• Dataset:
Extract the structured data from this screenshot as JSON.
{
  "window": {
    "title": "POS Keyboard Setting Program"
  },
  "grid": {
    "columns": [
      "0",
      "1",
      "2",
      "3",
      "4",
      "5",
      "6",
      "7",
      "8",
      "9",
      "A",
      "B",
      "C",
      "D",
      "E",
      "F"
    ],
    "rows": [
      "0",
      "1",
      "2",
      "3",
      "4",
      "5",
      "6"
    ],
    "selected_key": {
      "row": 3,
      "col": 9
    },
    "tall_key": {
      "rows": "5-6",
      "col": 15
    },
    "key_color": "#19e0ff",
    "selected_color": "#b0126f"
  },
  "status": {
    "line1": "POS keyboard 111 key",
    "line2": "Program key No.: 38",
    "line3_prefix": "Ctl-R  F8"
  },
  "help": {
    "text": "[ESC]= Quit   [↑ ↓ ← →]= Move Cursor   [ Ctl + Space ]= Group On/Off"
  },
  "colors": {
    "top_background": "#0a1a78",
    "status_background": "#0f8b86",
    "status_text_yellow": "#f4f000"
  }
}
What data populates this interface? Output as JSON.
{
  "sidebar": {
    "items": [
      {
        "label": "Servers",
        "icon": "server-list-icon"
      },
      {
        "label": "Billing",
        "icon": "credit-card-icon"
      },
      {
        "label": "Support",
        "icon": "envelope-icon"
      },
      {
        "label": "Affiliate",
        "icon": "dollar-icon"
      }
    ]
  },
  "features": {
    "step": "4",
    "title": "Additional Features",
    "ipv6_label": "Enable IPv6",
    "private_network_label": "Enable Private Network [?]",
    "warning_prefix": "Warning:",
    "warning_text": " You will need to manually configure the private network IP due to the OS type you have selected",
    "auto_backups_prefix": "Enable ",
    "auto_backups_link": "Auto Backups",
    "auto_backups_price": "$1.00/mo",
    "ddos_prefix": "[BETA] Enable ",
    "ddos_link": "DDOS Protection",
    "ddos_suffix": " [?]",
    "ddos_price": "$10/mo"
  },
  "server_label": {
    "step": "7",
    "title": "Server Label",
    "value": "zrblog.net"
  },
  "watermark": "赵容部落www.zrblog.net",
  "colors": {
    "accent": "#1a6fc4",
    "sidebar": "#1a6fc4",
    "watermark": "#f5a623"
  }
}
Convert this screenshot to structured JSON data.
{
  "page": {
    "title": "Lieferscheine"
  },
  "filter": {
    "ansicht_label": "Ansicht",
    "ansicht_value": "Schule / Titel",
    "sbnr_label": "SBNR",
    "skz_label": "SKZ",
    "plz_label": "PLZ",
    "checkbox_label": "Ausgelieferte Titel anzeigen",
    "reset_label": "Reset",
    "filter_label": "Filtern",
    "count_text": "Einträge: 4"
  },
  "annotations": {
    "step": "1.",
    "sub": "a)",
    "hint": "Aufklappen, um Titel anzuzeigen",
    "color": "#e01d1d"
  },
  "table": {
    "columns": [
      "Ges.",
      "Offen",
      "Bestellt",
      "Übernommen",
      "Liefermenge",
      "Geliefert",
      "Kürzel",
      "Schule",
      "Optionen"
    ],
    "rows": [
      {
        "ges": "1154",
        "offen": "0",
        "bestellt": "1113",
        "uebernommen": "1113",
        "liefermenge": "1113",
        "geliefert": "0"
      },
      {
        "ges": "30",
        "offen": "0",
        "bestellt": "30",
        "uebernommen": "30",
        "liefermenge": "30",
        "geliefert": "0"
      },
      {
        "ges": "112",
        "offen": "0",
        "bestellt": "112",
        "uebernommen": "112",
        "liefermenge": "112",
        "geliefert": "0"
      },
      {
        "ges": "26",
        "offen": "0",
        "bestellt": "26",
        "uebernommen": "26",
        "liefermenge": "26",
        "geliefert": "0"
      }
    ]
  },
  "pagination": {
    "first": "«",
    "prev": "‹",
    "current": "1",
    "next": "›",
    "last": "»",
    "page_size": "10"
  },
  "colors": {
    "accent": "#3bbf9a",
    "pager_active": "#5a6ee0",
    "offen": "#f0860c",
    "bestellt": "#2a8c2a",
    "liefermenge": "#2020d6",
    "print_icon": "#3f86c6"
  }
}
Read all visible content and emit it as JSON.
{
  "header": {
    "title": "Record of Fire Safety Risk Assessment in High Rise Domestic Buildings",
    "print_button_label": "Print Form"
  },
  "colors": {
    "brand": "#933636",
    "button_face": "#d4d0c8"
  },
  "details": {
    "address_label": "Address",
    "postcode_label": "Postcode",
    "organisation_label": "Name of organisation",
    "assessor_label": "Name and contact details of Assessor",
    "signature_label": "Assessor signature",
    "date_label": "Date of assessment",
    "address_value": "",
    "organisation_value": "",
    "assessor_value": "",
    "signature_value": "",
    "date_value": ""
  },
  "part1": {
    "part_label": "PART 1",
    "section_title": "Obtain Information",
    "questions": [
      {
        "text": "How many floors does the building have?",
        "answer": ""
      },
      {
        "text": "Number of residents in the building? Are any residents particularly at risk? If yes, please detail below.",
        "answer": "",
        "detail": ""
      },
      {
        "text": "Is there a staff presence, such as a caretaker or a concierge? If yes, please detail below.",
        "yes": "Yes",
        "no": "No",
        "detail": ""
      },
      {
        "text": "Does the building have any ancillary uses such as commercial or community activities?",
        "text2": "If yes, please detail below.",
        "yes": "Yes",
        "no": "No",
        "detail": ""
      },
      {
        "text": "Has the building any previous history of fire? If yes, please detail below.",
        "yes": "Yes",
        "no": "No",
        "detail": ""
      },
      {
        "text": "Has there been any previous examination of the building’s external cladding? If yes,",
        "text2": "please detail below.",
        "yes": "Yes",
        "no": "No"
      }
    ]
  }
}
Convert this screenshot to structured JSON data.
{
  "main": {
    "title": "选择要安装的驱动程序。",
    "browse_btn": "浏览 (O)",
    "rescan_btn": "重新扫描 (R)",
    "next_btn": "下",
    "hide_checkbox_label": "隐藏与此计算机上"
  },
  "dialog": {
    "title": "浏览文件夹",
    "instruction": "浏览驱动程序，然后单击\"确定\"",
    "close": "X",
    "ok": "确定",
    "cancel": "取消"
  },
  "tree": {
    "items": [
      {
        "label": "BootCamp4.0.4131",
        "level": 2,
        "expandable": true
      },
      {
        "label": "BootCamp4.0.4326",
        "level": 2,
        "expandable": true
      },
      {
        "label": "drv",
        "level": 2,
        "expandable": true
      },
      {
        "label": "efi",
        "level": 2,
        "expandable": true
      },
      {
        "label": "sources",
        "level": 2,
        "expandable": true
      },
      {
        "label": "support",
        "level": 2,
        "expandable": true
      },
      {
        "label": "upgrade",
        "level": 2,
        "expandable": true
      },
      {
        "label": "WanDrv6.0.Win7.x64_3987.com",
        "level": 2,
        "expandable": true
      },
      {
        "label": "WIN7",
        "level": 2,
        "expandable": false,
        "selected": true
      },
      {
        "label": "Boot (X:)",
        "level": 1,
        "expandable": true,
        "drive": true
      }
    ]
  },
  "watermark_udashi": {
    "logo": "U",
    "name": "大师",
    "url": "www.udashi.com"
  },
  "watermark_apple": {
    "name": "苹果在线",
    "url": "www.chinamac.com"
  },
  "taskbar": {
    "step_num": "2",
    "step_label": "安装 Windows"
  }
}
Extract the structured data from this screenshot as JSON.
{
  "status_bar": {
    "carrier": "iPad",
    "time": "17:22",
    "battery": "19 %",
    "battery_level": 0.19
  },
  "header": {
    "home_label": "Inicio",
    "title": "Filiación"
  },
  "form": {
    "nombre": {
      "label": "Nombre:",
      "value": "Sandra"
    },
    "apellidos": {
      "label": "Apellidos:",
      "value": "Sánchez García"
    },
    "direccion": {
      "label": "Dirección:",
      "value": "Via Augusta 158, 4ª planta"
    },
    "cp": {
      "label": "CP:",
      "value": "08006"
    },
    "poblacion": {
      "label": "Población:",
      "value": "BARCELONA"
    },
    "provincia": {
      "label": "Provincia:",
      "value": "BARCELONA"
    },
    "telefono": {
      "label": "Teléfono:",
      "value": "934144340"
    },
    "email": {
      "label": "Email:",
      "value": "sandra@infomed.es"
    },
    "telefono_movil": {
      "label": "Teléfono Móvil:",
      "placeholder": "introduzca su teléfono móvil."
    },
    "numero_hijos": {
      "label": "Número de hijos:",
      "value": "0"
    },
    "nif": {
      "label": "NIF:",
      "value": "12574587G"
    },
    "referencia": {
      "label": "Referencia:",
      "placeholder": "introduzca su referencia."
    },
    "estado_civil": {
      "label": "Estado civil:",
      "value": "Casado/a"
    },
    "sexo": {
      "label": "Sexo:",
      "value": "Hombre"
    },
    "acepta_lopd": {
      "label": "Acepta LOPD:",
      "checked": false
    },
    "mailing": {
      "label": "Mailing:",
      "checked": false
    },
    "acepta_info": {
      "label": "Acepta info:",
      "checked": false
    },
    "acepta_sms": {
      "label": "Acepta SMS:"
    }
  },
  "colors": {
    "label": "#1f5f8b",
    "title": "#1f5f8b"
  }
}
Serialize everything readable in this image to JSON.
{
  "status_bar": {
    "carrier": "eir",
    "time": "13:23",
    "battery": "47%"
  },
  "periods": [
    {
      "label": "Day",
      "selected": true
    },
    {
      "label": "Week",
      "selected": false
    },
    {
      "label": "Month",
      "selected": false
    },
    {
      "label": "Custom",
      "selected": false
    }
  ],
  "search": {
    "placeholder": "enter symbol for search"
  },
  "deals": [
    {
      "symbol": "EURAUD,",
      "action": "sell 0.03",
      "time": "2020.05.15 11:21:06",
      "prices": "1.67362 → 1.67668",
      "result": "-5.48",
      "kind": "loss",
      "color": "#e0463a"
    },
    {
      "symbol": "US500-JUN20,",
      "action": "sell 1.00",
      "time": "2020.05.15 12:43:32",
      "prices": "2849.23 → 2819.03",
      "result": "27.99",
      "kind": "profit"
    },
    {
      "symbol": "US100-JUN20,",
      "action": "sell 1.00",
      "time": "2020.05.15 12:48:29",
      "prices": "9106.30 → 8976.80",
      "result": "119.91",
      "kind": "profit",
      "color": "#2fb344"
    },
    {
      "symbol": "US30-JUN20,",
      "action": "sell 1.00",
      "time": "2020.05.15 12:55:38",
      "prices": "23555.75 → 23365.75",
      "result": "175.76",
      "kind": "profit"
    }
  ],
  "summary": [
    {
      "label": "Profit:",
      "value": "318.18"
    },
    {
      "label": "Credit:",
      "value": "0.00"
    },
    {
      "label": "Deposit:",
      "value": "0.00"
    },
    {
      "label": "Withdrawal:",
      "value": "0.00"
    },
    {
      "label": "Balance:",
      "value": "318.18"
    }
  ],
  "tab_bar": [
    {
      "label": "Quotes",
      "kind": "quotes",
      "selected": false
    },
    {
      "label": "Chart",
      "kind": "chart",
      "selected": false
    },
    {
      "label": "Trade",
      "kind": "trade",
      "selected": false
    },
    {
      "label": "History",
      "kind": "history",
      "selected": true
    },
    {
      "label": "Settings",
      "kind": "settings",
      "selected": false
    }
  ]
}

• Work instructions:
Go through the material above and count the lines that contain "kind"; give that number alone.

• Exercise output:
9